**YOUR GOAL**
Reproduce the entries in full, with no changes.

^^^^^^^^^^^^^^^^

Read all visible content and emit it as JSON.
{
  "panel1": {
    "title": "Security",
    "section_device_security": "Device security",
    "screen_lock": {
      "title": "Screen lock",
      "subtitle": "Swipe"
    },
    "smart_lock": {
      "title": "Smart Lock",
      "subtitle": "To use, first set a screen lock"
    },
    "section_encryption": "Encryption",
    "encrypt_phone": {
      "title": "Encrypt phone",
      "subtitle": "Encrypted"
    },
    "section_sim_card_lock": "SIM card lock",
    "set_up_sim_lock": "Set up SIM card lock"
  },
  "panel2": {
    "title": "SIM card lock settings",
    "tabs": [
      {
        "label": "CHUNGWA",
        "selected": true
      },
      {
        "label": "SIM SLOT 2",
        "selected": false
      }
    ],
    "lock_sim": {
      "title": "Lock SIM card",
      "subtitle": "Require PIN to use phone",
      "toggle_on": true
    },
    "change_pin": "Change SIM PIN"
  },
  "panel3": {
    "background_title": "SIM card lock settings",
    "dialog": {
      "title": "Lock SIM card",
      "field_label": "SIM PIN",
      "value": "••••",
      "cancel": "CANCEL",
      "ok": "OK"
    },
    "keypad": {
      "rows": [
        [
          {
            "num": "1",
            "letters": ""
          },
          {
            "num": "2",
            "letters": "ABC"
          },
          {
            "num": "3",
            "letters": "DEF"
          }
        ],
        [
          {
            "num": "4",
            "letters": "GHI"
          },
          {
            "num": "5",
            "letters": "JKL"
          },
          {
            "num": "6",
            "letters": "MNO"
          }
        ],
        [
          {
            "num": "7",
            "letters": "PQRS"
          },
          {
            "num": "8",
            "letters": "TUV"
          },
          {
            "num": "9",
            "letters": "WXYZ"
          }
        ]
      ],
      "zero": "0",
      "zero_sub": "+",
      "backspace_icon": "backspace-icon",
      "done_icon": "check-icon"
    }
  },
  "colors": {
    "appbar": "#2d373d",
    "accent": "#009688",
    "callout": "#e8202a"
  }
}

^^^^^^^^^^^^^^^^

**WORKED SOLUTION**
Read all visible content and emit it as JSON.
{
  "panel1": {
    "title": "Security",
    "section_device_security": "Device security",
    "screen_lock": {
      "title": "Screen lock",
      "subtitle": "Swipe"
    },
    "smart_lock": {
      "title": "Smart Lock",
      "subtitle": "To use, first set a screen lock"
    },
    "section_encryption": "Encryption",
    "encrypt_phone": {
      "title": "Encrypt phone",
      "subtitle": "Encrypted"
    },
    "section_sim_card_lock": "SIM card lock",
    "set_up_sim_lock": "Set up SIM card lock"
  },
  "panel2": {
    "title": "SIM card lock settings",
    "tabs": [
      {
        "label": "CHUNGWA",
        "selected": true
      },
      {
        "label": "SIM SLOT 2",
        "selected": false
      }
    ],
    "lock_sim": {
      "title": "Lock SIM card",
      "subtitle": "Require PIN to use phone",
      "toggle_on": true
    },
    "change_pin": "Change SIM PIN"
  },
  "panel3": {
    "background_title": "SIM card lock settings",
    "dialog": {
      "title": "Lock SIM card",
      "field_label": "SIM PIN",
      "value": "••••",
      "cancel": "CANCEL",
      "ok": "OK"
    },
    "keypad": {
      "rows": [
        [
          {
            "num": "1",
            "letters": ""
          },
          {
            "num": "2",
            "letters": "ABC"
          },
          {
            "num": "3",
            "letters": "DEF"
          }
        ],
        [
          {
            "num": "4",
            "letters": "GHI"
          },
          {
            "num": "5",
            "letters": "JKL"
          },
          {
            "num": "6",
            "letters": "MNO"
          }
        ],
        [
          {
            "num": "7",
            "letters": "PQRS"
          },
          {
            "num": "8",
            "letters": "TUV"
          },
          {
            "num": "9",
            "letters": "WXYZ"
          }
        ]
      ],
      "zero": "0",
      "zero_sub": "+",
      "backspace_icon": "backspace-icon",
      "done_icon": "check-icon"
    }
  },
  "colors": {
    "appbar": "#2d373d",
    "accent": "#009688",
    "callout": "#e8202a"
  }
}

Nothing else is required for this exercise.